▶ **REQUIRED TASK**
Omit every picture and output the rest of the records exactly as they are.

▶ **INPUT ROWS**
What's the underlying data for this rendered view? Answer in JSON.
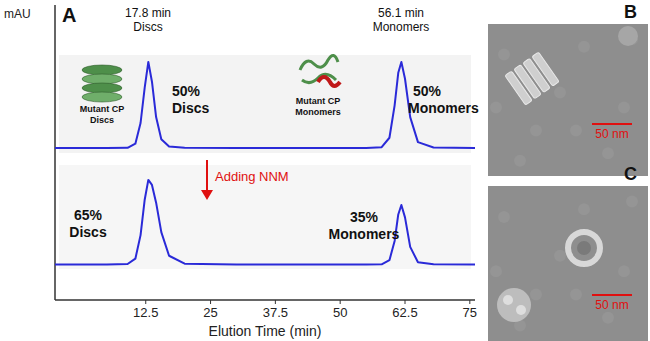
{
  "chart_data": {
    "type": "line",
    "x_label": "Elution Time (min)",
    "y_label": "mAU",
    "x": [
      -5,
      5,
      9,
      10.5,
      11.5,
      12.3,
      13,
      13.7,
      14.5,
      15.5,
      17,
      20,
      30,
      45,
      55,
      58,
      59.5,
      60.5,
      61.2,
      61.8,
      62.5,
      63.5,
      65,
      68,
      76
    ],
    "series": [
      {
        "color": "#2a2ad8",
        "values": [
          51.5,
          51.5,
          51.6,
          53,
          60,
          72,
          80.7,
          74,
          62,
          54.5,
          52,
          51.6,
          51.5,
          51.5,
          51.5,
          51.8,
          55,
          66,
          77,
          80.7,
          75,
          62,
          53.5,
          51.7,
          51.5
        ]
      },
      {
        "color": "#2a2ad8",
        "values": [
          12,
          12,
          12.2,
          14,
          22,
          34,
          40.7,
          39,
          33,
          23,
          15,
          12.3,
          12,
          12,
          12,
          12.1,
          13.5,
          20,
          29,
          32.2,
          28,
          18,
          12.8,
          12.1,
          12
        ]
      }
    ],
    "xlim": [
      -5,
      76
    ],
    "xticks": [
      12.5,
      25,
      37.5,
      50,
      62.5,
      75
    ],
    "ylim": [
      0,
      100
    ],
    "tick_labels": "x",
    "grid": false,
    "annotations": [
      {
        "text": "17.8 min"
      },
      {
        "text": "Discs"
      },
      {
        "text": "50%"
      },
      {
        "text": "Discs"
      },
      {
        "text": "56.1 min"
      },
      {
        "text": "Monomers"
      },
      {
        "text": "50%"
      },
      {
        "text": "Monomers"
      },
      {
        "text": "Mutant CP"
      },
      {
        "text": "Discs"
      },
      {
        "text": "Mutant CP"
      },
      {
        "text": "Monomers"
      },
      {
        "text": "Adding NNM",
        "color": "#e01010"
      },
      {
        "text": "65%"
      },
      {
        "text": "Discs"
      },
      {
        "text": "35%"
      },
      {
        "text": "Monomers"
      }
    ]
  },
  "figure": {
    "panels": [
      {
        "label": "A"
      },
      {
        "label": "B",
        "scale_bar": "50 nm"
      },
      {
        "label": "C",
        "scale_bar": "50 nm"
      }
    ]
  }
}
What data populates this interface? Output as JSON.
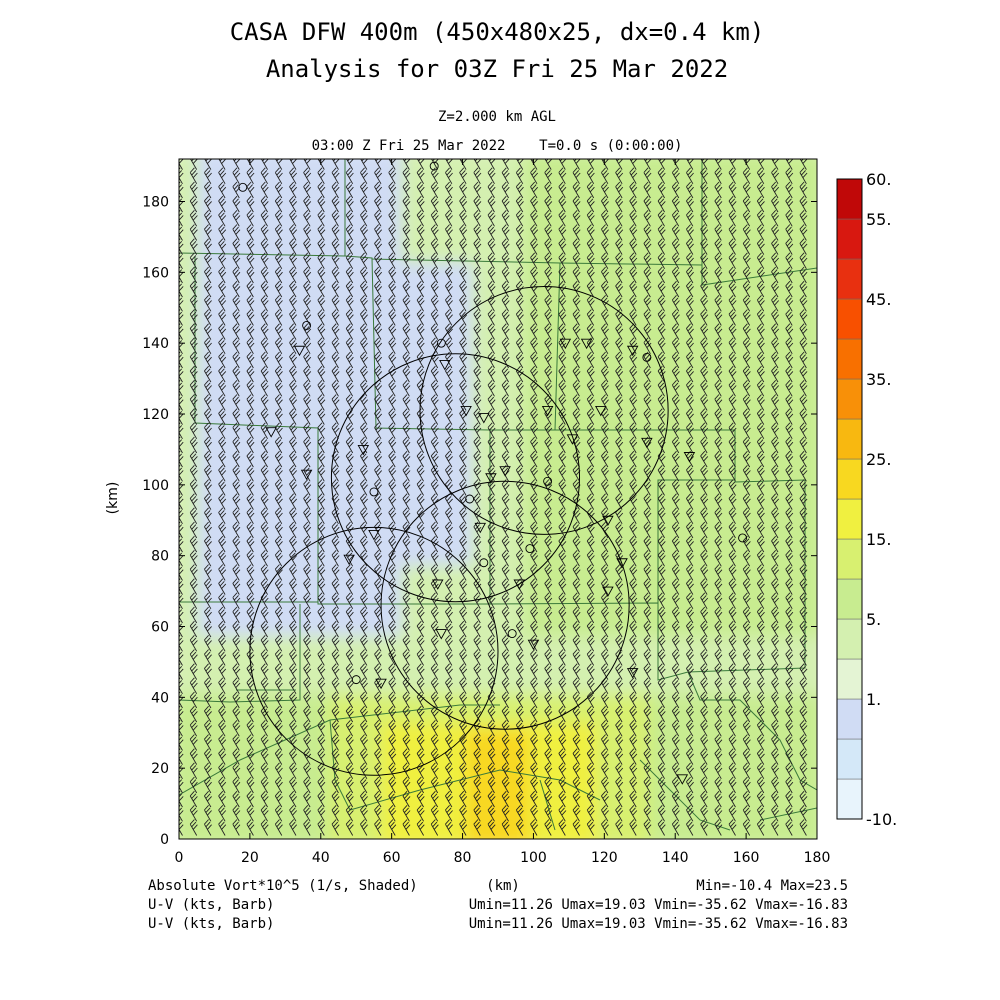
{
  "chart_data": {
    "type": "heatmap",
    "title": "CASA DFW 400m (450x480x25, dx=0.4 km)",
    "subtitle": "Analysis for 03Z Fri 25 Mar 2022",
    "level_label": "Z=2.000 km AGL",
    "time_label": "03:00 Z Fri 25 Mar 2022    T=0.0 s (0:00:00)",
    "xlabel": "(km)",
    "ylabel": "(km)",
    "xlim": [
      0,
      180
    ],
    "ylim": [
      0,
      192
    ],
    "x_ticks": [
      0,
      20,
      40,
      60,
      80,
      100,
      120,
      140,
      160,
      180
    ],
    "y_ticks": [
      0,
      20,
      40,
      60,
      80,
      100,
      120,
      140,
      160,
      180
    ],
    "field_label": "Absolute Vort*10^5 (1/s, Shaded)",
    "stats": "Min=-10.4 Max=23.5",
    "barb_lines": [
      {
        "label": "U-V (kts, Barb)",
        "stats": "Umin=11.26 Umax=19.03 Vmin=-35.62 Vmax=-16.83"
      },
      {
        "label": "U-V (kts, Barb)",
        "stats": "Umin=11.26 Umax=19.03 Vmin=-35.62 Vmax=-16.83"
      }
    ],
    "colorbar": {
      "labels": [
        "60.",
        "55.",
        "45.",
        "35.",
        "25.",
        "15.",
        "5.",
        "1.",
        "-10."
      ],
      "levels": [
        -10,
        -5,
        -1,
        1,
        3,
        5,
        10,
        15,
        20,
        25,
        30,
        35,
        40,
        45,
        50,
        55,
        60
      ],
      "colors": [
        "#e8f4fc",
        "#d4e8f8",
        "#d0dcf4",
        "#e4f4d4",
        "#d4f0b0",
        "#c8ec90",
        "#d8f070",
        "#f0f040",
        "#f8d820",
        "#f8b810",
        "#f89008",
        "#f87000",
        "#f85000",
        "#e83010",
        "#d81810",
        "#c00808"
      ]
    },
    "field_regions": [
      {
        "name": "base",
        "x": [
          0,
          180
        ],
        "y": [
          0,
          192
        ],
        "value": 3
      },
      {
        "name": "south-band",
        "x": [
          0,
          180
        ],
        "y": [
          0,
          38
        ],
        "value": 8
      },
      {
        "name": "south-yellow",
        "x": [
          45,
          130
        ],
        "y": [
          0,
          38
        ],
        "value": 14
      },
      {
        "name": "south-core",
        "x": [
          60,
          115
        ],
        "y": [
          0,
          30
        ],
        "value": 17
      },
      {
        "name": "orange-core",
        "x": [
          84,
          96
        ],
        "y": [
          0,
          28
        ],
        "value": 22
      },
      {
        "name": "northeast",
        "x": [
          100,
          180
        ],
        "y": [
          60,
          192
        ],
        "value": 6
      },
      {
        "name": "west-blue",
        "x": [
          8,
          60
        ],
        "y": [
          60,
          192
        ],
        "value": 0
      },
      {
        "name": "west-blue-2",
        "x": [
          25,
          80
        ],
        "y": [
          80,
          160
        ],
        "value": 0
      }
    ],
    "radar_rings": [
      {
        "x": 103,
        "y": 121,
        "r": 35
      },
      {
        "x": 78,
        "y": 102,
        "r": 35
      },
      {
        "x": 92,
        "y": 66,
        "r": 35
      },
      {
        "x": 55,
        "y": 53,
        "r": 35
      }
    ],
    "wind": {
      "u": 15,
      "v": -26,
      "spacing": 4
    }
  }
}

▶ **CORRECT RESPONSE**
What's the underlying data for this rendered view? Answer in JSON.
{
  "chart_data": {
    "type": "line",
    "x_label": "Elution Time (min)",
    "y_label": "mAU",
    "x": [
      -5,
      5,
      9,
      10.5,
      11.5,
      12.3,
      13,
      13.7,
      14.5,
      15.5,
      17,
      20,
      30,
      45,
      55,
      58,
      59.5,
      60.5,
      61.2,
      61.8,
      62.5,
      63.5,
      65,
      68,
      76
    ],
    "series": [
      {
        "color": "#2a2ad8",
        "values": [
          51.5,
          51.5,
          51.6,
          53,
          60,
          72,
          80.7,
          74,
          62,
          54.5,
          52,
          51.6,
          51.5,
          51.5,
          51.5,
          51.8,
          55,
          66,
          77,
          80.7,
          75,
          62,
          53.5,
          51.7,
          51.5
        ]
      },
      {
        "color": "#2a2ad8",
        "values": [
          12,
          12,
          12.2,
          14,
          22,
          34,
          40.7,
          39,
          33,
          23,
          15,
          12.3,
          12,
          12,
          12,
          12.1,
          13.5,
          20,
          29,
          32.2,
          28,
          18,
          12.8,
          12.1,
          12
        ]
      }
    ],
    "xlim": [
      -5,
      76
    ],
    "xticks": [
      12.5,
      25,
      37.5,
      50,
      62.5,
      75
    ],
    "ylim": [
      0,
      100
    ],
    "tick_labels": "x",
    "grid": false,
    "annotations": [
      {
        "text": "17.8 min"
      },
      {
        "text": "Discs"
      },
      {
        "text": "50%"
      },
      {
        "text": "Discs"
      },
      {
        "text": "56.1 min"
      },
      {
        "text": "Monomers"
      },
      {
        "text": "50%"
      },
      {
        "text": "Monomers"
      },
      {
        "text": "Mutant CP"
      },
      {
        "text": "Discs"
      },
      {
        "text": "Mutant CP"
      },
      {
        "text": "Monomers"
      },
      {
        "text": "Adding NNM",
        "color": "#e01010"
      },
      {
        "text": "65%"
      },
      {
        "text": "Discs"
      },
      {
        "text": "35%"
      },
      {
        "text": "Monomers"
      }
    ]
  },
  "figure": {
    "panels": [
      {
        "label": "A"
      },
      {
        "label": "B",
        "scale_bar": "50 nm"
      },
      {
        "label": "C",
        "scale_bar": "50 nm"
      }
    ]
  }
}
What data populates this interface? Output as JSON.
{
  "chart_data": {
    "type": "heatmap",
    "title": "CASA DFW 400m (450x480x25, dx=0.4 km)",
    "subtitle": "Analysis for 03Z Fri 25 Mar 2022",
    "level_label": "Z=2.000 km AGL",
    "time_label": "03:00 Z Fri 25 Mar 2022    T=0.0 s (0:00:00)",
    "xlabel": "(km)",
    "ylabel": "(km)",
    "xlim": [
      0,
      180
    ],
    "ylim": [
      0,
      192
    ],
    "x_ticks": [
      0,
      20,
      40,
      60,
      80,
      100,
      120,
      140,
      160,
      180
    ],
    "y_ticks": [
      0,
      20,
      40,
      60,
      80,
      100,
      120,
      140,
      160,
      180
    ],
    "field_label": "Absolute Vort*10^5 (1/s, Shaded)",
    "stats": "Min=-10.4 Max=23.5",
    "barb_lines": [
      {
        "label": "U-V (kts, Barb)",
        "stats": "Umin=11.26 Umax=19.03 Vmin=-35.62 Vmax=-16.83"
      },
      {
        "label": "U-V (kts, Barb)",
        "stats": "Umin=11.26 Umax=19.03 Vmin=-35.62 Vmax=-16.83"
      }
    ],
    "colorbar": {
      "labels": [
        "60.",
        "55.",
        "45.",
        "35.",
        "25.",
        "15.",
        "5.",
        "1.",
        "-10."
      ],
      "levels": [
        -10,
        -5,
        -1,
        1,
        3,
        5,
        10,
        15,
        20,
        25,
        30,
        35,
        40,
        45,
        50,
        55,
        60
      ],
      "colors": [
        "#e8f4fc",
        "#d4e8f8",
        "#d0dcf4",
        "#e4f4d4",
        "#d4f0b0",
        "#c8ec90",
        "#d8f070",
        "#f0f040",
        "#f8d820",
        "#f8b810",
        "#f89008",
        "#f87000",
        "#f85000",
        "#e83010",
        "#d81810",
        "#c00808"
      ]
    },
    "field_regions": [
      {
        "name": "base",
        "x": [
          0,
          180
        ],
        "y": [
          0,
          192
        ],
        "value": 3
      },
      {
        "name": "south-band",
        "x": [
          0,
          180
        ],
        "y": [
          0,
          38
        ],
        "value": 8
      },
      {
        "name": "south-yellow",
        "x": [
          45,
          130
        ],
        "y": [
          0,
          38
        ],
        "value": 14
      },
      {
        "name": "south-core",
        "x": [
          60,
          115
        ],
        "y": [
          0,
          30
        ],
        "value": 17
      },
      {
        "name": "orange-core",
        "x": [
          84,
          96
        ],
        "y": [
          0,
          28
        ],
        "value": 22
      },
      {
        "name": "northeast",
        "x": [
          100,
          180
        ],
        "y": [
          60,
          192
        ],
        "value": 6
      },
      {
        "name": "west-blue",
        "x": [
          8,
          60
        ],
        "y": [
          60,
          192
        ],
        "value": 0
      },
      {
        "name": "west-blue-2",
        "x": [
          25,
          80
        ],
        "y": [
          80,
          160
        ],
        "value": 0
      }
    ],
    "radar_rings": [
      {
        "x": 103,
        "y": 121,
        "r": 35
      },
      {
        "x": 78,
        "y": 102,
        "r": 35
      },
      {
        "x": 92,
        "y": 66,
        "r": 35
      },
      {
        "x": 55,
        "y": 53,
        "r": 35
      }
    ],
    "wind": {
      "u": 15,
      "v": -26,
      "spacing": 4
    }
  }
}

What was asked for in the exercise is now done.